### WORK INSTRUCTIONS
Collect all lines below with the string "type".

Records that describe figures
:::::
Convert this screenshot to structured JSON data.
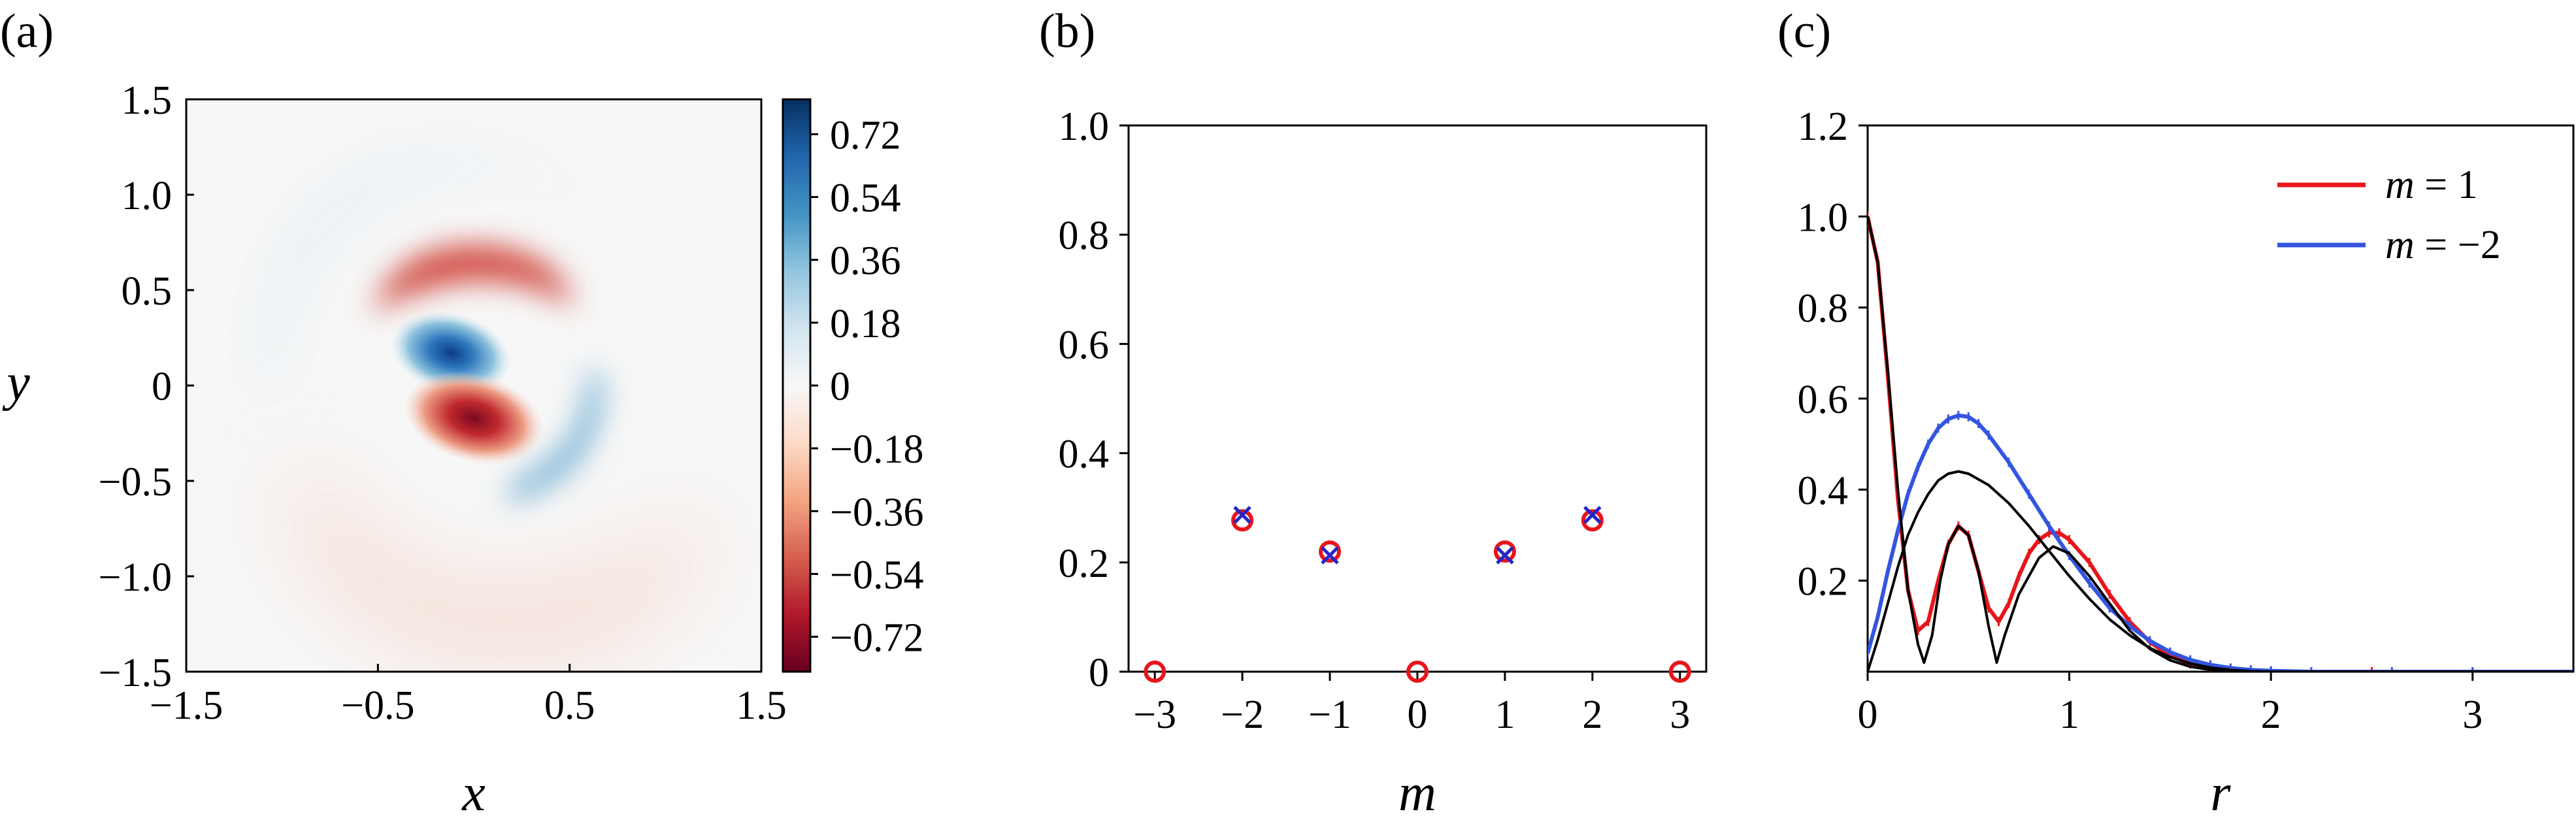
{
  "chart_data": [
    {
      "type": "heatmap",
      "panel_label": "(a)",
      "xlabel": "x",
      "ylabel": "y",
      "xlim": [
        -1.5,
        1.5
      ],
      "ylim": [
        -1.5,
        1.5
      ],
      "xticks": [
        "−1.5",
        "−0.5",
        "0.5",
        "1.5"
      ],
      "yticks": [
        "1.5",
        "1.0",
        "0.5",
        "0",
        "−0.5",
        "−1.0",
        "−1.5"
      ],
      "colorbar_ticks": [
        "0.72",
        "0.54",
        "0.36",
        "0.18",
        "0",
        "−0.18",
        "−0.36",
        "−0.54",
        "−0.72"
      ],
      "colorbar_range": [
        -0.82,
        0.82
      ],
      "colormap": [
        "#67001f",
        "#b2182b",
        "#d6604d",
        "#f4a582",
        "#fddbc7",
        "#f7f7f7",
        "#d1e5f0",
        "#92c5de",
        "#4393c3",
        "#2166ac",
        "#053061"
      ],
      "features": [
        {
          "kind": "lobe",
          "sign": "positive",
          "center": [
            -0.05,
            0.12
          ],
          "peak": 0.78
        },
        {
          "kind": "lobe",
          "sign": "negative",
          "center": [
            0.05,
            -0.12
          ],
          "peak": -0.82
        },
        {
          "kind": "arc",
          "sign": "negative",
          "center": [
            0.1,
            0.5
          ],
          "peak": -0.5
        },
        {
          "kind": "arc",
          "sign": "positive",
          "center": [
            0.4,
            -0.4
          ],
          "peak": 0.3
        },
        {
          "kind": "arc",
          "sign": "negative",
          "center": [
            -0.2,
            -0.85
          ],
          "peak": -0.12
        }
      ]
    },
    {
      "type": "scatter",
      "panel_label": "(b)",
      "xlabel": "m",
      "ylabel": "",
      "xlim": [
        -3.3,
        3.3
      ],
      "ylim": [
        0,
        1.0
      ],
      "xticks": [
        "−3",
        "−2",
        "−1",
        "0",
        "1",
        "2",
        "3"
      ],
      "yticks": [
        "0",
        "0.2",
        "0.4",
        "0.6",
        "0.8",
        "1.0"
      ],
      "series": [
        {
          "marker": "circle",
          "color": "#e8151b",
          "x": [
            -3,
            -2,
            -1,
            0,
            1,
            2,
            3
          ],
          "y": [
            0,
            0.277,
            0.22,
            0,
            0.22,
            0.277,
            0
          ]
        },
        {
          "marker": "cross",
          "color": "#2525c8",
          "x": [
            -2,
            -1,
            1,
            2
          ],
          "y": [
            0.287,
            0.213,
            0.213,
            0.287
          ]
        }
      ]
    },
    {
      "type": "line",
      "panel_label": "(c)",
      "xlabel": "r",
      "ylabel": "",
      "xlim": [
        0,
        3.5
      ],
      "ylim": [
        0,
        1.2
      ],
      "xticks": [
        "0",
        "1",
        "2",
        "3"
      ],
      "yticks": [
        "0.2",
        "0.4",
        "0.6",
        "0.8",
        "1.0",
        "1.2"
      ],
      "legend_position": "top-right",
      "legend": [
        {
          "label_pre": "m",
          "label_post": " = 1",
          "color": "#e8151b"
        },
        {
          "label_pre": "m",
          "label_post": " = −2",
          "color": "#3355e0"
        }
      ],
      "series": [
        {
          "label": "m = 1",
          "color": "#e8151b",
          "points": [
            [
              0,
              1.0
            ],
            [
              0.05,
              0.9
            ],
            [
              0.1,
              0.65
            ],
            [
              0.15,
              0.38
            ],
            [
              0.2,
              0.18
            ],
            [
              0.25,
              0.09
            ],
            [
              0.3,
              0.11
            ],
            [
              0.35,
              0.2
            ],
            [
              0.4,
              0.28
            ],
            [
              0.45,
              0.32
            ],
            [
              0.5,
              0.3
            ],
            [
              0.55,
              0.22
            ],
            [
              0.6,
              0.14
            ],
            [
              0.65,
              0.11
            ],
            [
              0.7,
              0.15
            ],
            [
              0.75,
              0.21
            ],
            [
              0.8,
              0.26
            ],
            [
              0.85,
              0.29
            ],
            [
              0.9,
              0.305
            ],
            [
              0.95,
              0.305
            ],
            [
              1.0,
              0.29
            ],
            [
              1.1,
              0.24
            ],
            [
              1.2,
              0.17
            ],
            [
              1.3,
              0.11
            ],
            [
              1.4,
              0.065
            ],
            [
              1.5,
              0.035
            ],
            [
              1.6,
              0.017
            ],
            [
              1.7,
              0.008
            ],
            [
              1.8,
              0.003
            ],
            [
              2.0,
              0.0
            ],
            [
              2.5,
              0.0
            ],
            [
              3.0,
              0.0
            ],
            [
              3.5,
              0.0
            ]
          ]
        },
        {
          "label": "m = −2",
          "color": "#3355e0",
          "points": [
            [
              0,
              0.04
            ],
            [
              0.05,
              0.12
            ],
            [
              0.1,
              0.22
            ],
            [
              0.15,
              0.31
            ],
            [
              0.2,
              0.39
            ],
            [
              0.25,
              0.45
            ],
            [
              0.3,
              0.5
            ],
            [
              0.35,
              0.535
            ],
            [
              0.4,
              0.555
            ],
            [
              0.45,
              0.563
            ],
            [
              0.5,
              0.56
            ],
            [
              0.55,
              0.545
            ],
            [
              0.6,
              0.52
            ],
            [
              0.7,
              0.46
            ],
            [
              0.8,
              0.39
            ],
            [
              0.9,
              0.32
            ],
            [
              1.0,
              0.255
            ],
            [
              1.1,
              0.195
            ],
            [
              1.2,
              0.14
            ],
            [
              1.3,
              0.1
            ],
            [
              1.4,
              0.068
            ],
            [
              1.5,
              0.043
            ],
            [
              1.6,
              0.026
            ],
            [
              1.7,
              0.015
            ],
            [
              1.8,
              0.008
            ],
            [
              1.9,
              0.004
            ],
            [
              2.0,
              0.002
            ],
            [
              2.2,
              0.0
            ],
            [
              2.6,
              0.0
            ],
            [
              3.0,
              0.0
            ],
            [
              3.5,
              0.0
            ]
          ]
        },
        {
          "label": "",
          "color": "#000000",
          "points": [
            [
              0,
              1.0
            ],
            [
              0.05,
              0.9
            ],
            [
              0.1,
              0.66
            ],
            [
              0.15,
              0.4
            ],
            [
              0.2,
              0.18
            ],
            [
              0.25,
              0.06
            ],
            [
              0.28,
              0.02
            ],
            [
              0.32,
              0.08
            ],
            [
              0.36,
              0.2
            ],
            [
              0.4,
              0.28
            ],
            [
              0.45,
              0.32
            ],
            [
              0.5,
              0.3
            ],
            [
              0.55,
              0.22
            ],
            [
              0.6,
              0.1
            ],
            [
              0.64,
              0.02
            ],
            [
              0.68,
              0.08
            ],
            [
              0.75,
              0.17
            ],
            [
              0.85,
              0.25
            ],
            [
              0.92,
              0.275
            ],
            [
              1.0,
              0.26
            ],
            [
              1.1,
              0.21
            ],
            [
              1.2,
              0.15
            ],
            [
              1.3,
              0.09
            ],
            [
              1.4,
              0.05
            ],
            [
              1.5,
              0.025
            ],
            [
              1.6,
              0.011
            ],
            [
              1.7,
              0.004
            ],
            [
              1.8,
              0.0
            ],
            [
              3.5,
              0.0
            ]
          ]
        },
        {
          "label": "",
          "color": "#000000",
          "points": [
            [
              0,
              0.0
            ],
            [
              0.05,
              0.07
            ],
            [
              0.1,
              0.15
            ],
            [
              0.15,
              0.23
            ],
            [
              0.2,
              0.3
            ],
            [
              0.25,
              0.35
            ],
            [
              0.3,
              0.39
            ],
            [
              0.35,
              0.42
            ],
            [
              0.4,
              0.435
            ],
            [
              0.45,
              0.44
            ],
            [
              0.5,
              0.435
            ],
            [
              0.6,
              0.41
            ],
            [
              0.7,
              0.37
            ],
            [
              0.8,
              0.32
            ],
            [
              0.9,
              0.265
            ],
            [
              1.0,
              0.21
            ],
            [
              1.1,
              0.16
            ],
            [
              1.2,
              0.115
            ],
            [
              1.3,
              0.08
            ],
            [
              1.4,
              0.052
            ],
            [
              1.5,
              0.032
            ],
            [
              1.6,
              0.018
            ],
            [
              1.7,
              0.009
            ],
            [
              1.8,
              0.004
            ],
            [
              1.9,
              0.001
            ],
            [
              2.0,
              0.0
            ],
            [
              3.5,
              0.0
            ]
          ]
        }
      ]
    }
  ]
}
:::::
### ANSWER TO THE EXERCISE
      "type": "heatmap",
      "type": "scatter",
      "type": "line",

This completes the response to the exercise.